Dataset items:
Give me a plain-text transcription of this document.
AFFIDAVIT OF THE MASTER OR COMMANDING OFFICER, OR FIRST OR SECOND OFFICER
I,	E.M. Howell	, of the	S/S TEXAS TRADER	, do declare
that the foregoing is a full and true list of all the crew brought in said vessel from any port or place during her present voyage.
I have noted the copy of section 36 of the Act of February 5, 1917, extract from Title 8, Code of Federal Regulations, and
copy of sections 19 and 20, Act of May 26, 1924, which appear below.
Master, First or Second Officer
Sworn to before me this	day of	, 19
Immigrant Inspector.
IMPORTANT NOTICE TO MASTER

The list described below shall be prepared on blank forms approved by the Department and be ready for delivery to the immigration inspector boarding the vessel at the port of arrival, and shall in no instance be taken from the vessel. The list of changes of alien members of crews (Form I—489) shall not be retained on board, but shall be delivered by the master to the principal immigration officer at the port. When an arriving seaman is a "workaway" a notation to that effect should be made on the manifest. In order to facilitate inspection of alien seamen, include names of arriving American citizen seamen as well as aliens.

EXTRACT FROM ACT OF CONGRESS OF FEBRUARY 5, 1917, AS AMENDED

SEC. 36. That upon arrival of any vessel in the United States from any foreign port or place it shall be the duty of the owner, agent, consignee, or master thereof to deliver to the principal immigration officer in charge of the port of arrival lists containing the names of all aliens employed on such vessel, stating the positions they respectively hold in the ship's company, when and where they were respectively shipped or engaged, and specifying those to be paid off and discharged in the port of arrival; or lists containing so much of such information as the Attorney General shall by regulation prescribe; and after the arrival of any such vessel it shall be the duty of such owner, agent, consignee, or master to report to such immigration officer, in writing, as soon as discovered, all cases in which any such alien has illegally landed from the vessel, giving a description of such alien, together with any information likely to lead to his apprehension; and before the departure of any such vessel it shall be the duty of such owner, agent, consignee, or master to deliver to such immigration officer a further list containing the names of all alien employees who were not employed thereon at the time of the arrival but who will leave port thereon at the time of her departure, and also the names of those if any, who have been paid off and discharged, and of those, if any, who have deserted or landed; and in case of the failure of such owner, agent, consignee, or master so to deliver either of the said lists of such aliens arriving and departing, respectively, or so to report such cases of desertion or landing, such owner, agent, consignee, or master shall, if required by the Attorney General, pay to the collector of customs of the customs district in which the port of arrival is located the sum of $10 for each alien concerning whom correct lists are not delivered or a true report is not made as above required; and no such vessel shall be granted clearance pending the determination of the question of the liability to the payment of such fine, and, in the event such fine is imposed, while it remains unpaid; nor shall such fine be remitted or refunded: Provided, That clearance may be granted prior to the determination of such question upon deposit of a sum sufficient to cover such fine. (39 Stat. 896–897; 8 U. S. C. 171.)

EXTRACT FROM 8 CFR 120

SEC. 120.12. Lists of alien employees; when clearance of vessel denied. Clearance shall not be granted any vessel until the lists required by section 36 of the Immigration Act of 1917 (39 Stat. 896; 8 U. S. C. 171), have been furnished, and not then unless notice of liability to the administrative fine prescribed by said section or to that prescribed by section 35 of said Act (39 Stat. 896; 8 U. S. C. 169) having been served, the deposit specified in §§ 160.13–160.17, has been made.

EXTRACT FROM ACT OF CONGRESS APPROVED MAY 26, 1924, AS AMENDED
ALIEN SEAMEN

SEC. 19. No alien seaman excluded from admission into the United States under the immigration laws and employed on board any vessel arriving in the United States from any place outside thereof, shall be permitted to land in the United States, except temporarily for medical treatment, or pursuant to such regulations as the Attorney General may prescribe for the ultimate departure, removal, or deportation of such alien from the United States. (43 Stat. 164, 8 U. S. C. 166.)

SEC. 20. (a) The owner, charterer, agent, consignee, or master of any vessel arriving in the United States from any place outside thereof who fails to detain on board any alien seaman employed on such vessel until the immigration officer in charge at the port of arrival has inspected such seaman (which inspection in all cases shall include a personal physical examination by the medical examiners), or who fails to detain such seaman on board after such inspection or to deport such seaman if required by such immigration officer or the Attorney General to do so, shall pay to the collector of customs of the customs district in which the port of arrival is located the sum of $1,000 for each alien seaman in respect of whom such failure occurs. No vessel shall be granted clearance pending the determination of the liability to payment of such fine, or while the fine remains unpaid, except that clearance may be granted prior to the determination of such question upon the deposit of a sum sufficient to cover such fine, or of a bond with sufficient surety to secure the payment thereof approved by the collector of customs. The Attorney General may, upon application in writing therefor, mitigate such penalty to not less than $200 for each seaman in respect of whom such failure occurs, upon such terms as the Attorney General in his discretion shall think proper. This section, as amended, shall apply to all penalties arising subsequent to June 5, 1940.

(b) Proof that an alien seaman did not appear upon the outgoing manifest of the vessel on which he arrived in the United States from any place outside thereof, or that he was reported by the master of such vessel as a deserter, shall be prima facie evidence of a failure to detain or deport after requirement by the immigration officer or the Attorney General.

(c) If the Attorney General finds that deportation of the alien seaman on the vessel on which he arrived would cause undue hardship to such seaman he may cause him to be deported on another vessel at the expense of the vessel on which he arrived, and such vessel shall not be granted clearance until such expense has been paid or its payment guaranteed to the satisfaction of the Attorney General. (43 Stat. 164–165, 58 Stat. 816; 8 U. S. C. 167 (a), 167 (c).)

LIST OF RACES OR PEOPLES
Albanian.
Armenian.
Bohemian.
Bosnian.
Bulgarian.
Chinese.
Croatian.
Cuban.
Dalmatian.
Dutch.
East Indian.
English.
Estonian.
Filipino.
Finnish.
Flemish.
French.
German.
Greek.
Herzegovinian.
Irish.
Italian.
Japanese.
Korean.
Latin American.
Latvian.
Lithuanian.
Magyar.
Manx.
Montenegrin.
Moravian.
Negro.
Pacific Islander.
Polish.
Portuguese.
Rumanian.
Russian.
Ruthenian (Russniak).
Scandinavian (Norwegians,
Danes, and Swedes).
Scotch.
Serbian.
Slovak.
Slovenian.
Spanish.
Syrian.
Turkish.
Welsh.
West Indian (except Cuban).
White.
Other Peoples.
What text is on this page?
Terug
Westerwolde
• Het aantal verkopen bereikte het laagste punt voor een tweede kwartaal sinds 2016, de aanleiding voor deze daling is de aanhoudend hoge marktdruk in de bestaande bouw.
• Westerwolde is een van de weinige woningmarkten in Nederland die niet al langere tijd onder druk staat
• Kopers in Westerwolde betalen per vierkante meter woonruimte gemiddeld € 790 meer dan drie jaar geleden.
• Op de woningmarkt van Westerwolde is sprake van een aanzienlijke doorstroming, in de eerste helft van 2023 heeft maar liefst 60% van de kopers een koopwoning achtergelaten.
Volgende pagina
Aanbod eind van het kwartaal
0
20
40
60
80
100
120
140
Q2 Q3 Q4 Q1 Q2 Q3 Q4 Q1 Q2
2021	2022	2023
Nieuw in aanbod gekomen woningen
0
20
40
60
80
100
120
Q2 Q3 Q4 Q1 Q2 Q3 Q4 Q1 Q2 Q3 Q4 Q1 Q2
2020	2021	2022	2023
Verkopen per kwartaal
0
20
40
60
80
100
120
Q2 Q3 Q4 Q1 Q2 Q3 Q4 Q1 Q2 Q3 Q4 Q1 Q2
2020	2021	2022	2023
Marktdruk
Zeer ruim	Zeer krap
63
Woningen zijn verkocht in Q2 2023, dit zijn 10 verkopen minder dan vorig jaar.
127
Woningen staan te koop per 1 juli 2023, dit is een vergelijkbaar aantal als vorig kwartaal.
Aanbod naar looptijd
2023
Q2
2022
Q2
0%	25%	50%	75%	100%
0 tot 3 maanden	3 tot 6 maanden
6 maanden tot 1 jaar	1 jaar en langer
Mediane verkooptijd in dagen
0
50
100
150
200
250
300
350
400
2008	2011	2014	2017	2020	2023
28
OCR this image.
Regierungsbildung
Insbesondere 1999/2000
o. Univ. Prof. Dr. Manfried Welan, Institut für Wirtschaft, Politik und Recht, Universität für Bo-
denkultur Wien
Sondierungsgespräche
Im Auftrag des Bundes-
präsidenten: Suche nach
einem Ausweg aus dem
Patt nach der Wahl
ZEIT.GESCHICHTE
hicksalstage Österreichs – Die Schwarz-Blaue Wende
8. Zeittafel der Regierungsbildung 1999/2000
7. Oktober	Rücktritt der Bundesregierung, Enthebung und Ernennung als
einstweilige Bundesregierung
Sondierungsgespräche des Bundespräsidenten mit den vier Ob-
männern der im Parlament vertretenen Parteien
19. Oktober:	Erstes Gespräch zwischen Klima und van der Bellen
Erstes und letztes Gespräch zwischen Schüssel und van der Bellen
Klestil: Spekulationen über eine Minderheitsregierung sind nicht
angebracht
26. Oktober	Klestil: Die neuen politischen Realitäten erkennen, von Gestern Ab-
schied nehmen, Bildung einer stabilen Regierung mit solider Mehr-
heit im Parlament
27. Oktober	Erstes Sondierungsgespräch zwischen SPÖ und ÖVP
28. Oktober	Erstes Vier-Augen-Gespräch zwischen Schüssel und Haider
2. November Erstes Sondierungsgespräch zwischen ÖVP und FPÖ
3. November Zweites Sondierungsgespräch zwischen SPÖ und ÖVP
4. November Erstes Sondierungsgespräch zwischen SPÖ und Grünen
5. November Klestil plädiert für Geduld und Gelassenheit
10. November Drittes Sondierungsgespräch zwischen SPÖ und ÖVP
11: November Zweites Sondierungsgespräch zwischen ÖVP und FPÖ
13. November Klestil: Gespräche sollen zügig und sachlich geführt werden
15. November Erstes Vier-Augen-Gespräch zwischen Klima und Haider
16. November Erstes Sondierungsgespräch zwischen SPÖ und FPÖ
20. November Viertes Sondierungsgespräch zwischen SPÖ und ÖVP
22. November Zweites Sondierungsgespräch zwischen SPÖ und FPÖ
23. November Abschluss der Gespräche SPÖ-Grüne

• _Task statement_
Find the lines above that include the string "nach" and copy them.

• _Correct result_
präsidenten: Suche nach
Patt nach der Wahl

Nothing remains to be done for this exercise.